[Problem to work on] Copy each line of the records that holds the string "slower".

(Lines of data)
________________________________________

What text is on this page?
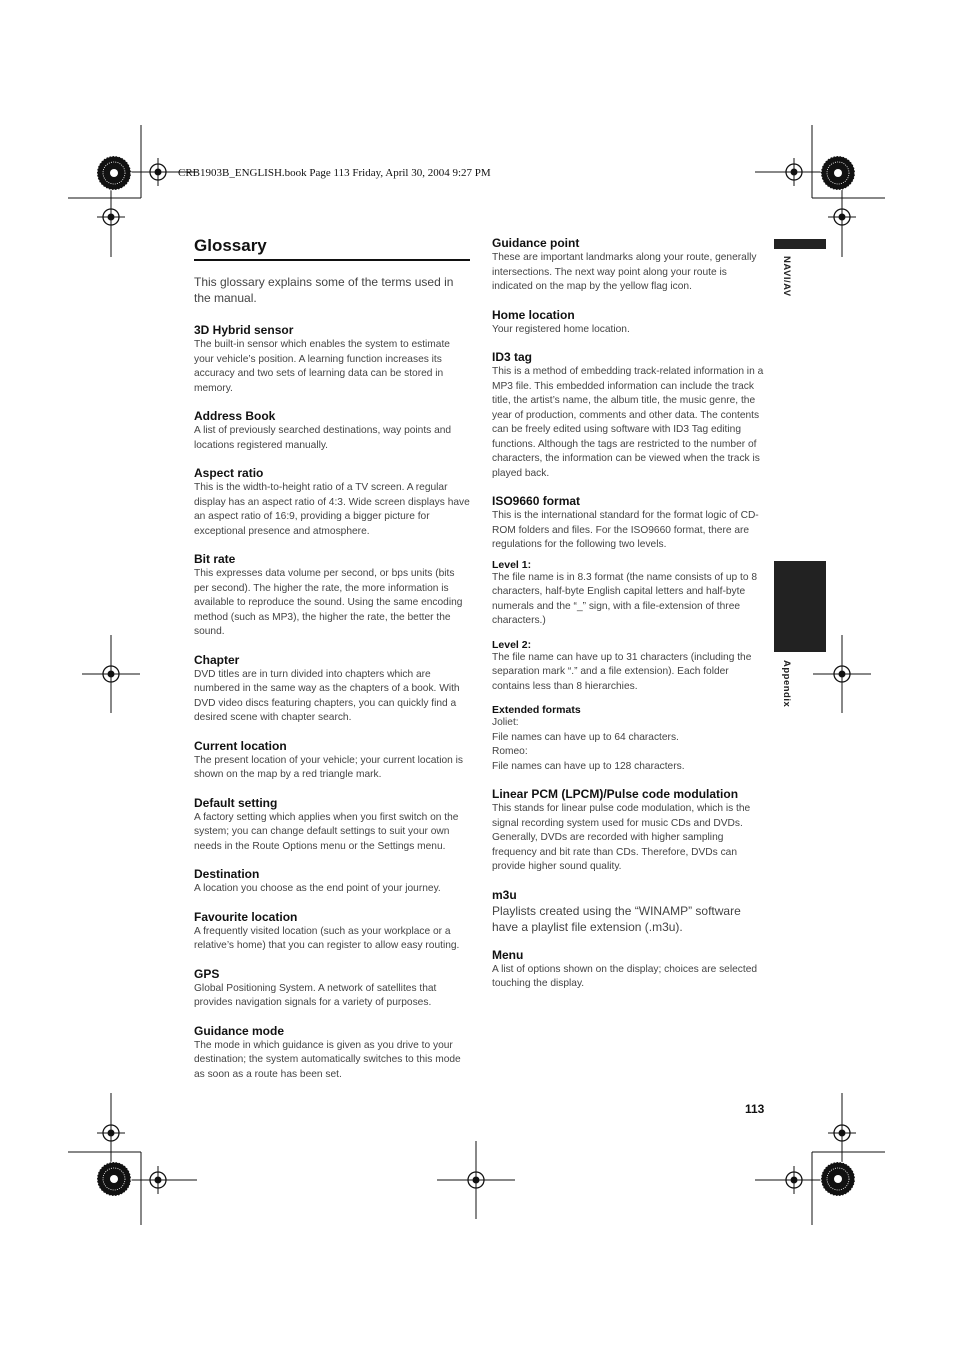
CRB1903B_ENGLISH.book Page 113 Friday, April 30, 2004 9:27 PM
NAVI/AV
Appendix
Glossary

This glossary explains some of the terms used in the manual.

3D Hybrid sensor

The built-in sensor which enables the system to estimate your vehicle’s position. A learning function increases its accuracy and two sets of learning data can be stored in memory.

Address Book

A list of previously searched destinations, way points and locations registered manually.

Aspect ratio

This is the width-to-height ratio of a TV screen. A regular display has an aspect ratio of 4:3. Wide screen displays have an aspect ratio of 16:9, providing a bigger picture for exceptional presence and atmosphere.

Bit rate

This expresses data volume per second, or bps units (bits per second). The higher the rate, the more information is available to reproduce the sound. Using the same encoding method (such as MP3), the higher the rate, the better the sound.

Chapter

DVD titles are in turn divided into chapters which are numbered in the same way as the chapters of a book. With DVD video discs featuring chapters, you can quickly find a desired scene with chapter search.

Current location

The present location of your vehicle; your current location is shown on the map by a red triangle mark.

Default setting

A factory setting which applies when you first switch on the system; you can change default settings to suit your own needs in the Route Options menu or the Settings menu.

Destination

A location you choose as the end point of your journey.

Favourite location

A frequently visited location (such as your workplace or a relative’s home) that you can register to allow easy routing.

GPS

Global Positioning System. A network of satellites that provides navigation signals for a variety of purposes.

Guidance mode

The mode in which guidance is given as you drive to your destination; the system automatically switches to this mode as soon as a route has been set.

Guidance point

These are important landmarks along your route, generally intersections. The next way point along your route is indicated on the map by the yellow flag icon.

Home location

Your registered home location.

ID3 tag

This is a method of embedding track-related information in a MP3 file. This embedded information can include the track title, the artist’s name, the album title, the music genre, the year of production, comments and other data. The contents can be freely edited using software with ID3 Tag editing functions. Although the tags are restricted to the number of characters, the information can be viewed when the track is played back.

ISO9660 format

This is the international standard for the format logic of CD-ROM folders and files. For the ISO9660 format, there are regulations for the following two levels.

Level 1:

The file name is in 8.3 format (the name consists of up to 8 characters, half-byte English capital letters and half-byte numerals and the “_” sign, with a file-extension of three characters.)

Level 2:

The file name can have up to 31 characters (including the separation mark “.” and a file extension). Each folder contains less than 8 hierarchies.

Extended formats

Joliet:

File names can have up to 64 characters.

Romeo:

File names can have up to 128 characters.

Linear PCM (LPCM)/Pulse code modulation

This stands for linear pulse code modulation, which is the signal recording system used for music CDs and DVDs. Generally, DVDs are recorded with higher sampling frequency and bit rate than CDs. Therefore, DVDs can provide higher sound quality.

m3u

Playlists created using the “WINAMP” software have a playlist file extension (.m3u).

Menu

A list of options shown on the display; choices are selected touching the display.

113
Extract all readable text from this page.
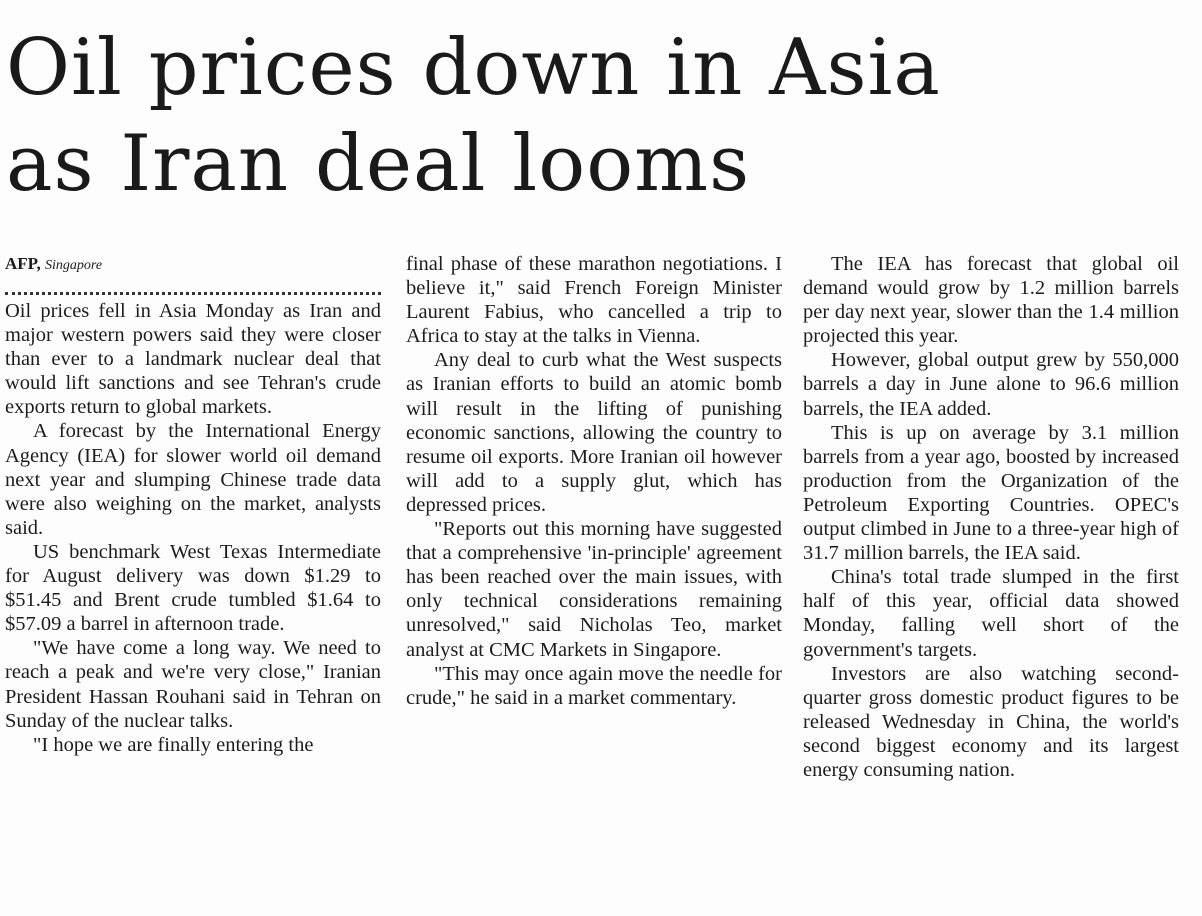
Oil prices down in Asia
as Iran deal looms
AFP, Singapore

Oil prices fell in Asia Monday as Iran and major western powers said they were closer than ever to a landmark nuclear deal that would lift sanctions and see Tehran's crude exports return to global markets.

A forecast by the International Energy Agency (IEA) for slower world oil demand next year and slumping Chinese trade data were also weighing on the market, analysts said.

US benchmark West Texas Intermediate for August delivery was down $1.29 to $51.45 and Brent crude tumbled $1.64 to $57.09 a barrel in afternoon trade.

"We have come a long way. We need to reach a peak and we're very close," Iranian President Hassan Rouhani said in Tehran on Sunday of the nuclear talks.

"I hope we are finally entering the

final phase of these marathon negotiations. I believe it," said French Foreign Minister Laurent Fabius, who cancelled a trip to Africa to stay at the talks in Vienna.

Any deal to curb what the West suspects as Iranian efforts to build an atomic bomb will result in the lifting of punishing economic sanctions, allowing the country to resume oil exports. More Iranian oil however will add to a supply glut, which has depressed prices.

"Reports out this morning have suggested that a comprehensive 'in-principle' agreement has been reached over the main issues, with only technical considerations remaining unresolved," said Nicholas Teo, market analyst at CMC Markets in Singapore.

"This may once again move the needle for crude," he said in a market commentary.

The IEA has forecast that global oil demand would grow by 1.2 million barrels per day next year, slower than the 1.4 million projected this year.

However, global output grew by 550,000 barrels a day in June alone to 96.6 million barrels, the IEA added.

This is up on average by 3.1 million barrels from a year ago, boosted by increased production from the Organization of the Petroleum Exporting Countries. OPEC's output climbed in June to a three-year high of 31.7 million barrels, the IEA said.

China's total trade slumped in the first half of this year, official data showed Monday, falling well short of the government's targets.

Investors are also watching second-quarter gross domestic product figures to be released Wednesday in China, the world's second biggest economy and its largest energy consuming nation.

________________________________________

[Reply]
A forecast by the International Energy Agency (IEA) for slower world oil demand next year and slumping Chinese trade data were also weighing on the market, analysts said.
The IEA has forecast that global oil demand would grow by 1.2 million barrels per day next year, slower than the 1.4 million projected this year.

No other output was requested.